The arrival of a barrel from America was a big event in my household. I must have been about six when the first one came. Or maybe I was five. I know it was an age when I could make out the name of the sender—my father’s name boldly written with a black marker on the brown surface of the cylindrical barrel. It was taller than me—about three feet—because I remember staring up at it, curious about what was inside. My mother, grandmother, and great-grandmother busied themselves with opening and unpacking it, their delighted gasps echoing throughout the house at the sight of foreign things. “Dennis nuh easy, eh nuh,” my mother said, shaking her head full of bountiful curls with a smile on her face while trying to swat me and my little brother away. “Guh wash ‘oonuh hands first!” The foreign items made it impossible to not jump with excitement. There were things we had never seen or eaten inside it—crunchy American apples, SPAM, Honey Nut Cheerios, Pringles, gummy bears, gummy snakes, bubble gum, and so many more candies. I didn’t know what to do with myself. Then there were the shoes and clothes for everyone, and lots and lots of toys.
The smell of newness was pervasive inside our living room—a smell I began to associate with America, with my father. Before the arrival of the barrel, there was the sky. I always thought that daddy flew into the sky. That America was a vast blue land up above where he lived among the clouds into which all the Air Jamaica planes that flew over our house disappeared. I was very young when my father left Jamaica. All I remembered about that day was being lifted off the ground into his arms at the airport. I could see the airplanes taking off and Jamaicans dressed in their Sunday best, climbing the steps to get on their flights. I remembered being in awe of the magnificent planes perched on the runway like big birds—bigger than daddy’s afro. I remembered the taste of beef hot dogs that melted in your mouth with lots of mustard and ketchup from the vendors. I remembered daddy putting me down and me crying, and the gentle tug of my very pregnant mother, who could only calm me with the words, “Him soon come back.”
But soon never came. My father continued to live up there in the clouds, where my mind placed him. When he called, I imagined him gazing down from above, his voice sounding far, far away on the other end. Eventually, I got used to his absence, the scenes of my childhood populated mostly by my mother, grandmother, great-grandmother, and my newly arrived little brother, who my father didn’t get to meet before his departure. Our community in Vineyard Town, Kingston, became our extended family.
The year the first barrel arrived, it felt like a replacement. A temporary one. A part of me had hoped that my father would spring up from his hiding place to surprise us since the barrel seemed big enough to hold his six-foot, two-inch frame, but that never happened. The barrel itself stood in the middle of our living room, a presence. I simply accepted it. A doll was placed in my hands like a newborn baby. I had never seen anything like her before—my first black doll. She was beautiful, with a bow on her head that lit up, large dewy eyes with hints of blues and greens, bangs, long dark straight hair, and a diamond heart on her chest, which also lit up. The box she came out of read “PJ Sparkle.” My brother got a remote-controlled car that he raced on the veranda, bumping it into my great-grandmother’s potted plants that lined the walls, delighted by the sounds it made and how it could reverse with a single click on the remote. In our hearts we felt daddy knew everything about us and what we liked, though we knew very little about him. All we knew after receiving the barrel was that he was akin to Santa Claus.
+===+
*Exercise task a:*
Answer these questions from the passage about the barrel from America:
(i) How tall was the first barrel?
(ii) In which community did the family live?
(iii) What did the narrator's brother receive from the barrel?

(Dataset excerpts)
+===+
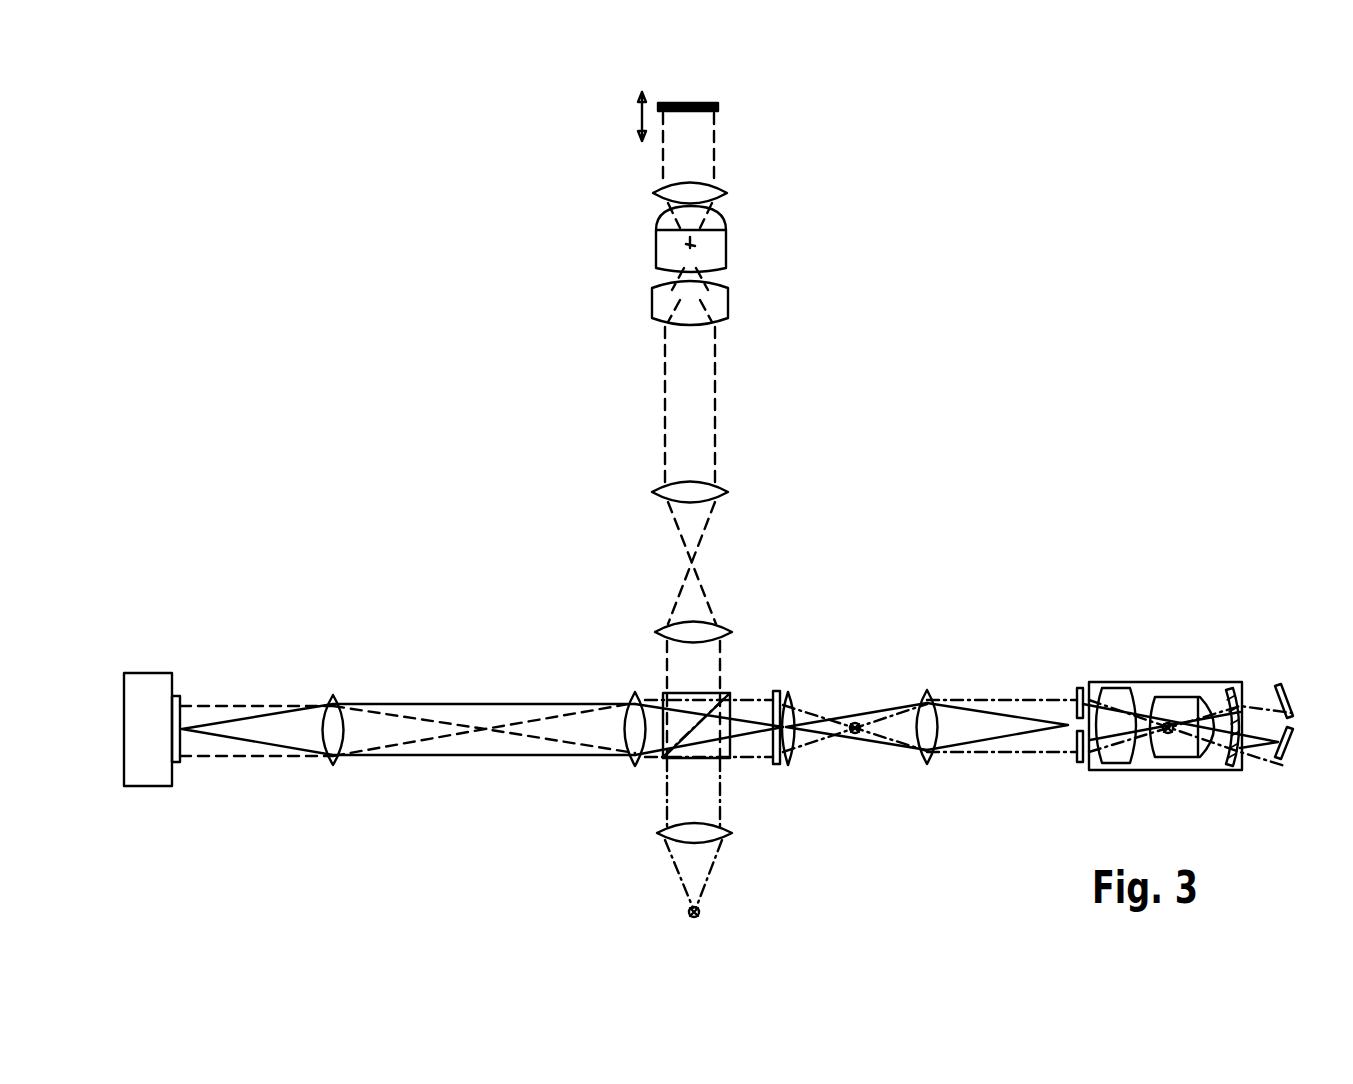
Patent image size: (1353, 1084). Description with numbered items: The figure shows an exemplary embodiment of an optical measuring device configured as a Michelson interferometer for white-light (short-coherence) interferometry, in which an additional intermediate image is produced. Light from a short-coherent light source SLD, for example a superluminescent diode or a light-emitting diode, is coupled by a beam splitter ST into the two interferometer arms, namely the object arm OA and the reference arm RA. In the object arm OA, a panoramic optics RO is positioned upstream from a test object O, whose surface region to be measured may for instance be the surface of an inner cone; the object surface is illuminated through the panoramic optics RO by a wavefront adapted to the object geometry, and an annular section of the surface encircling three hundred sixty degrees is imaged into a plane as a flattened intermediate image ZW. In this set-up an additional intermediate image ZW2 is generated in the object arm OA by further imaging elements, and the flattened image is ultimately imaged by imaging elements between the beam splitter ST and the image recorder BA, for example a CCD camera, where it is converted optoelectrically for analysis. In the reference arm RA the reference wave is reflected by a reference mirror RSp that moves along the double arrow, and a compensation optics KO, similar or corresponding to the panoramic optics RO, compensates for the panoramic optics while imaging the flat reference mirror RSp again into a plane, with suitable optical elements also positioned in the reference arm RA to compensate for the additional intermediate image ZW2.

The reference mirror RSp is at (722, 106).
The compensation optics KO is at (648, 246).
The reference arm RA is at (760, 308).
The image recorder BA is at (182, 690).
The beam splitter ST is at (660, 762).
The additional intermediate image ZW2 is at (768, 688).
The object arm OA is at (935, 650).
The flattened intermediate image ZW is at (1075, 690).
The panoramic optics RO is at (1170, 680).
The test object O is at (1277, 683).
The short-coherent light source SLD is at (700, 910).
+===+
*Exercise task b:*
Write out every line of the records above word for word, and leave the pictures out of your answer.

*Output a:*
(i) About three feet.
(ii) Vineyard Town, Kingston.
(iii) A remote-controlled car.

*Output b:*
Patent image size: (1353, 1084). Description with numbered items: The figure shows an exemplary embodiment of an optical measuring device configured as a Michelson interferometer for white-light (short-coherence) interferometry, in which an additional intermediate image is produced. Light from a short-coherent light source SLD, for example a superluminescent diode or a light-emitting diode, is coupled by a beam splitter ST into the two interferometer arms, namely the object arm OA and the reference arm RA. In the object arm OA, a panoramic optics RO is positioned upstream from a test object O, whose surface region to be measured may for instance be the surface of an inner cone; the object surface is illuminated through the panoramic optics RO by a wavefront adapted to the object geometry, and an annular section of the surface encircling three hundred sixty degrees is imaged into a plane as a flattened intermediate image ZW. In this set-up an additional intermediate image ZW2 is generated in the object arm OA by further imaging elements, and the flattened image is ultimately imaged by imaging elements between the beam splitter ST and the image recorder BA, for example a CCD camera, where it is converted optoelectrically for analysis. In the reference arm RA the reference wave is reflected by a reference mirror RSp that moves along the double arrow, and a compensation optics KO, similar or corresponding to the panoramic optics RO, compensates for the panoramic optics while imaging the flat reference mirror RSp again into a plane, with suitable optical elements also positioned in the reference arm RA to compensate for the additional intermediate image ZW2.

The reference mirror RSp is at (722, 106).
The compensation optics KO is at (648, 246).
The reference arm RA is at (760, 308).
The image recorder BA is at (182, 690).
The beam splitter ST is at (660, 762).
The additional intermediate image ZW2 is at (768, 688).
The object arm OA is at (935, 650).
The flattened intermediate image ZW is at (1075, 690).
The panoramic optics RO is at (1170, 680).
The test object O is at (1277, 683).
The short-coherent light source SLD is at (700, 910).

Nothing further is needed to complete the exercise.